* **Do this**:
Quote, verbatim, all material below, without pictures.

** begin **

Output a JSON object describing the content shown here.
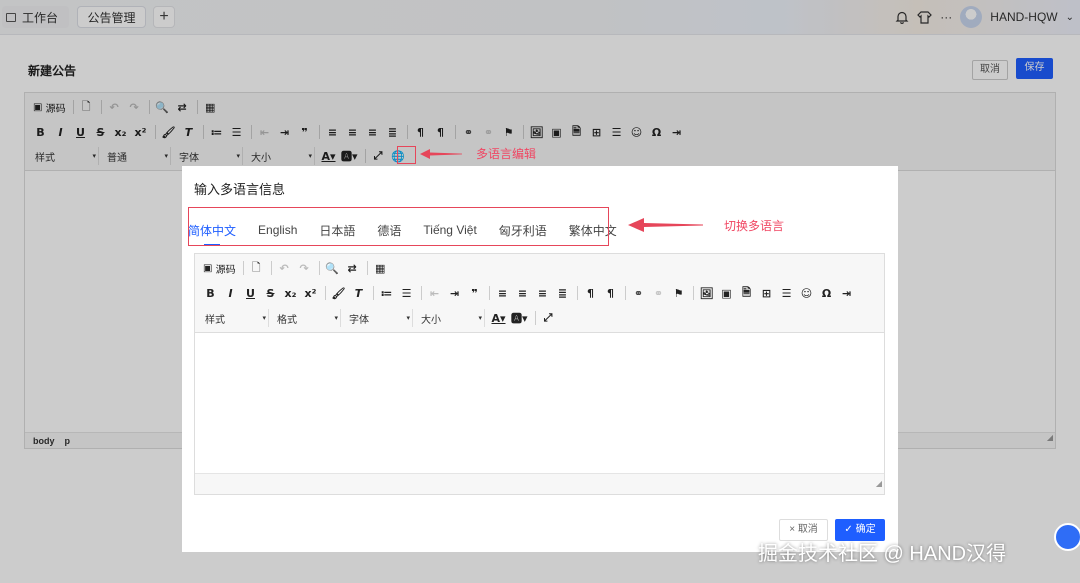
{
  "header": {
    "tab_workbench": "工作台",
    "tab_announcement": "公告管理",
    "add_tab": "+",
    "user_name": "HAND-HQW",
    "more": "···",
    "dropdown": "⌄"
  },
  "page": {
    "title": "新建公告",
    "cancel_label": "取消",
    "save_label": "保存"
  },
  "editor": {
    "source_label": "源码",
    "style_select": "样式",
    "format_select": "普通",
    "font_select": "字体",
    "size_select": "大小",
    "status_body": "body",
    "status_p": "p"
  },
  "dialog": {
    "title": "输入多语言信息",
    "languages": [
      "简体中文",
      "English",
      "日本語",
      "德语",
      "Tiếng Việt",
      "匈牙利语",
      "繁体中文"
    ],
    "active_language": "简体中文",
    "editor": {
      "source_label": "源码",
      "style_select": "样式",
      "format_select": "格式",
      "font_select": "字体",
      "size_select": "大小"
    },
    "cancel_label": "取消",
    "confirm_label": "确定",
    "cancel_icon": "×",
    "confirm_icon": "✓"
  },
  "annotations": {
    "multilang_edit": "多语言编辑",
    "switch_language": "切换多语言"
  },
  "watermark": "掘金技术社区 @ HAND汉得",
  "colors": {
    "primary": "#1e5eff",
    "annotation_red": "#e6465a"
  }
}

** end **

* **Answer in full**:
Output a JSON object describing the content shown here.
{
  "header": {
    "tab_workbench": "工作台",
    "tab_announcement": "公告管理",
    "add_tab": "+",
    "user_name": "HAND-HQW",
    "more": "···",
    "dropdown": "⌄"
  },
  "page": {
    "title": "新建公告",
    "cancel_label": "取消",
    "save_label": "保存"
  },
  "editor": {
    "source_label": "源码",
    "style_select": "样式",
    "format_select": "普通",
    "font_select": "字体",
    "size_select": "大小",
    "status_body": "body",
    "status_p": "p"
  },
  "dialog": {
    "title": "输入多语言信息",
    "languages": [
      "简体中文",
      "English",
      "日本語",
      "德语",
      "Tiếng Việt",
      "匈牙利语",
      "繁体中文"
    ],
    "active_language": "简体中文",
    "editor": {
      "source_label": "源码",
      "style_select": "样式",
      "format_select": "格式",
      "font_select": "字体",
      "size_select": "大小"
    },
    "cancel_label": "取消",
    "confirm_label": "确定",
    "cancel_icon": "×",
    "confirm_icon": "✓"
  },
  "annotations": {
    "multilang_edit": "多语言编辑",
    "switch_language": "切换多语言"
  },
  "watermark": "掘金技术社区 @ HAND汉得",
  "colors": {
    "primary": "#1e5eff",
    "annotation_red": "#e6465a"
  }
}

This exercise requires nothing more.